Brano estratto =>
☆ ☆ ☆

Il rischio passa sopratutto attraverso il riutilizzo di aghi monouso, la non sterilizzazione di materiali e il riutilizzo d'inchiostro contaminato con sangue infetto
Tatuaggi e piercing sempre più amati dai giovanissimi, ma sempre più pericolosi. La tendenza non teme crisi ma, quelle che sono considerate "pratiche ornamentali", sono talvolta effettuate con troppa leggerezza. E con difficoltà in quei controlli igienico sanitari che pratiche del genere per legge comportano. Una recente ricerca condotta dall'università di Roma Tor Vergata su 2.500 studenti liceali, coinvolti con un questionario anonimo, ha rilevato come il 24% di essi abbia avuto complicanze infettive; solo il 17% ha firmato un consenso informato; e solo il 54% è quasi sicuro della sterilità degli strumenti che sono stati utilizzati. Scopo della ricerca è quello di informare gli adolescenti che l'esecuzione di ornamenti estetici in locali non certificati e senza rispetto delle norme igieniche, oppure pratiche fai da te con strumenti artigianali inadeguati, possono essere veicoli di trasmissione di malattie infettive, tramite il sangue.
In particolare, per esempio, quelle prodotte dal virus dell'epatite B e C - Hbv e Hcv - e dal virus dell'Aids - Hiv -, che a volte sono causa di morte. Inoltre, da recenti studi scientifici, è stato rilevato come l'inoculazione nella cute di sostanze chimiche non controllate costituisca un rischio di reazioni indesiderate di tipo tossicologico o di sensibilizzazione allergica. Coloranti, come il rosso, che a volte sono addirittura vietati. «Se l'80% dei ragazzi ha affermato di essere a conoscenza dei rischi d'infezione, solo il 5% è informato correttamente sulle malattie che possono essere trasmesse - spiega Carla Di Stefano, autrice dell'indagine -.
Eppure il 27% del campione ha dichiarato di avere almeno un piercing, il 20% sfoggia un tatuaggio e sono ancora di più gli "aspiranti": il 20% degli intervistati ha dichiarato l'intenzione di farsi un piercing e il 32% di ornare la pelle con un tatuaggio».

☆ ☆ ☆

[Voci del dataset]
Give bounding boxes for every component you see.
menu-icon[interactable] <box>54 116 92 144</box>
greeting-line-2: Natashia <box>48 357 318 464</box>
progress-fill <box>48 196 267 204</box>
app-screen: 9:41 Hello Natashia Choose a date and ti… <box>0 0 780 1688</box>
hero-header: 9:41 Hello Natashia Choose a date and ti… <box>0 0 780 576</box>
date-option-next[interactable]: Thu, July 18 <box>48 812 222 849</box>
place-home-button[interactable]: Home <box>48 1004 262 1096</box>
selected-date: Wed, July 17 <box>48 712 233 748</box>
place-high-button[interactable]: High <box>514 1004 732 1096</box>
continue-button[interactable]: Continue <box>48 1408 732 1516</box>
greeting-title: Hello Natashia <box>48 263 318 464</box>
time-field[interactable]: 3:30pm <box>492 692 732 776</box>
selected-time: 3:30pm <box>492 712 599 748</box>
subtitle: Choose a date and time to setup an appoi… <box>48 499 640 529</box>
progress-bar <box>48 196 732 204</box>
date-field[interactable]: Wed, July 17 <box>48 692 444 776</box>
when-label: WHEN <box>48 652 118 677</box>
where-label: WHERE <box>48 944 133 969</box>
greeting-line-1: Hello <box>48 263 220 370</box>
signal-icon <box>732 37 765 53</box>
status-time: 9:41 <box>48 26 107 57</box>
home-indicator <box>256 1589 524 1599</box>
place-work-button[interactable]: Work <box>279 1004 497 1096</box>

☆ ☆ ☆

Obiettivo dell'esercizio =>
Fornisca il seguito dell'articolo sui rischi di tatuaggi e piercing tra i giovani, riprendendo subito dopo l'ultima frase riportata.

Esito del compito =>
Lo studio
Proprio in questi giorni molti studiosi hanno potuto aggiornarsi con lo studio "Association of tattooing and hepatitis C virus infection: a multicenter case control study" (pubblicato sulla rivista Hepatology), dove si dimostra come l'infezione da Hcv principalmente si trasmetta attraverso: a) il riutilizzo di aghi monouso; b) la non sterilizzazione di materiali; c) il riutilizzo d'inchiostro contaminato con sangue infetto. «Il dato scientificamente più interessante - commenta la Di Stefano - sta nei tempi di sopravvivenza del virus rilevati negli aghi e nell'inchiostro, variabile da pochi giorni nell'ambiente a quasi un mese nell'anestetico: dato ancor più preoccupante se incrociato con la scelta degli adolescenti verso locali spesso economici e non a norma di legge».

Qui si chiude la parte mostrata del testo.